(Extracted data entries)
════════════════

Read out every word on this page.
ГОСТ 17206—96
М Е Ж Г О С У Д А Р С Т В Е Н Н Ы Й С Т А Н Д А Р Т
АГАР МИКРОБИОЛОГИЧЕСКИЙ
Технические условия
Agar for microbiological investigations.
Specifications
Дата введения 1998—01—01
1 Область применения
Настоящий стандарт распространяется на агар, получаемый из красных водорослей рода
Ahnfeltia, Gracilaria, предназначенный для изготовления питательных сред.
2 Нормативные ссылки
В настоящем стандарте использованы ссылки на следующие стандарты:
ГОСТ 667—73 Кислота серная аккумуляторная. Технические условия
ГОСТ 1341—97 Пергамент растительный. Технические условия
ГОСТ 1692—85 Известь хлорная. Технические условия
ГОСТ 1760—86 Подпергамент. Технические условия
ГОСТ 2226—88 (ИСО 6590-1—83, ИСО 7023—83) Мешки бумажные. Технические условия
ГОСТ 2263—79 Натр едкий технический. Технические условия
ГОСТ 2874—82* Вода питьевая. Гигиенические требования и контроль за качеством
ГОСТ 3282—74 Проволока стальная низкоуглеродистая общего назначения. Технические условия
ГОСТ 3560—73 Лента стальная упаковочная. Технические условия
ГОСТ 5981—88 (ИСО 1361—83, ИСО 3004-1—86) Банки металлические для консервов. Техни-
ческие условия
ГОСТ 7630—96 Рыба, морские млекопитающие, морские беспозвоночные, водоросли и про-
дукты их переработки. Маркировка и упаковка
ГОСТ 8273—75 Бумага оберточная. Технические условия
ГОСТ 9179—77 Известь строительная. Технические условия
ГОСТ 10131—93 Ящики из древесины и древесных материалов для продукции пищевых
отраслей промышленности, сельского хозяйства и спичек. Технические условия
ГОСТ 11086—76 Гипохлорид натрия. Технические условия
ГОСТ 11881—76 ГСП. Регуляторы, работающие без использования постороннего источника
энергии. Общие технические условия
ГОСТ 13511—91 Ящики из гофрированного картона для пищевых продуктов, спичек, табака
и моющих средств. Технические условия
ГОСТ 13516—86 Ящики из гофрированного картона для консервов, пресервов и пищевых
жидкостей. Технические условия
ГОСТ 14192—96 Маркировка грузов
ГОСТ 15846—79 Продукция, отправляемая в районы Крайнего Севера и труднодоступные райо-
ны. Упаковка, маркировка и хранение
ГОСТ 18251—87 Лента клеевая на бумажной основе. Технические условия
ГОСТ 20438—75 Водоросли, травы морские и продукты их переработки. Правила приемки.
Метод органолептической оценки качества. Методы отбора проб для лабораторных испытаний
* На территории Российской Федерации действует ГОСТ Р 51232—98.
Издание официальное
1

════════════════

- Task brief: Extract the full listing and reproduce each line exactly.

- Response:
Read out every word on this page.
ГОСТ 17206—96
М Е Ж Г О С У Д А Р С Т В Е Н Н Ы Й С Т А Н Д А Р Т
АГАР МИКРОБИОЛОГИЧЕСКИЙ
Технические условия
Agar for microbiological investigations.
Specifications
Дата введения 1998—01—01
1 Область применения
Настоящий стандарт распространяется на агар, получаемый из красных водорослей рода
Ahnfeltia, Gracilaria, предназначенный для изготовления питательных сред.
2 Нормативные ссылки
В настоящем стандарте использованы ссылки на следующие стандарты:
ГОСТ 667—73 Кислота серная аккумуляторная. Технические условия
ГОСТ 1341—97 Пергамент растительный. Технические условия
ГОСТ 1692—85 Известь хлорная. Технические условия
ГОСТ 1760—86 Подпергамент. Технические условия
ГОСТ 2226—88 (ИСО 6590-1—83, ИСО 7023—83) Мешки бумажные. Технические условия
ГОСТ 2263—79 Натр едкий технический. Технические условия
ГОСТ 2874—82* Вода питьевая. Гигиенические требования и контроль за качеством
ГОСТ 3282—74 Проволока стальная низкоуглеродистая общего назначения. Технические условия
ГОСТ 3560—73 Лента стальная упаковочная. Технические условия
ГОСТ 5981—88 (ИСО 1361—83, ИСО 3004-1—86) Банки металлические для консервов. Техни-
ческие условия
ГОСТ 7630—96 Рыба, морские млекопитающие, морские беспозвоночные, водоросли и про-
дукты их переработки. Маркировка и упаковка
ГОСТ 8273—75 Бумага оберточная. Технические условия
ГОСТ 9179—77 Известь строительная. Технические условия
ГОСТ 10131—93 Ящики из древесины и древесных материалов для продукции пищевых
отраслей промышленности, сельского хозяйства и спичек. Технические условия
ГОСТ 11086—76 Гипохлорид натрия. Технические условия
ГОСТ 11881—76 ГСП. Регуляторы, работающие без использования постороннего источника
энергии. Общие технические условия
ГОСТ 13511—91 Ящики из гофрированного картона для пищевых продуктов, спичек, табака
и моющих средств. Технические условия
ГОСТ 13516—86 Ящики из гофрированного картона для консервов, пресервов и пищевых
жидкостей. Технические условия
ГОСТ 14192—96 Маркировка грузов
ГОСТ 15846—79 Продукция, отправляемая в районы Крайнего Севера и труднодоступные райо-
ны. Упаковка, маркировка и хранение
ГОСТ 18251—87 Лента клеевая на бумажной основе. Технические условия
ГОСТ 20438—75 Водоросли, травы морские и продукты их переработки. Правила приемки.
Метод органолептической оценки качества. Методы отбора проб для лабораторных испытаний
* На территории Российской Федерации действует ГОСТ Р 51232—98.
Издание официальное
1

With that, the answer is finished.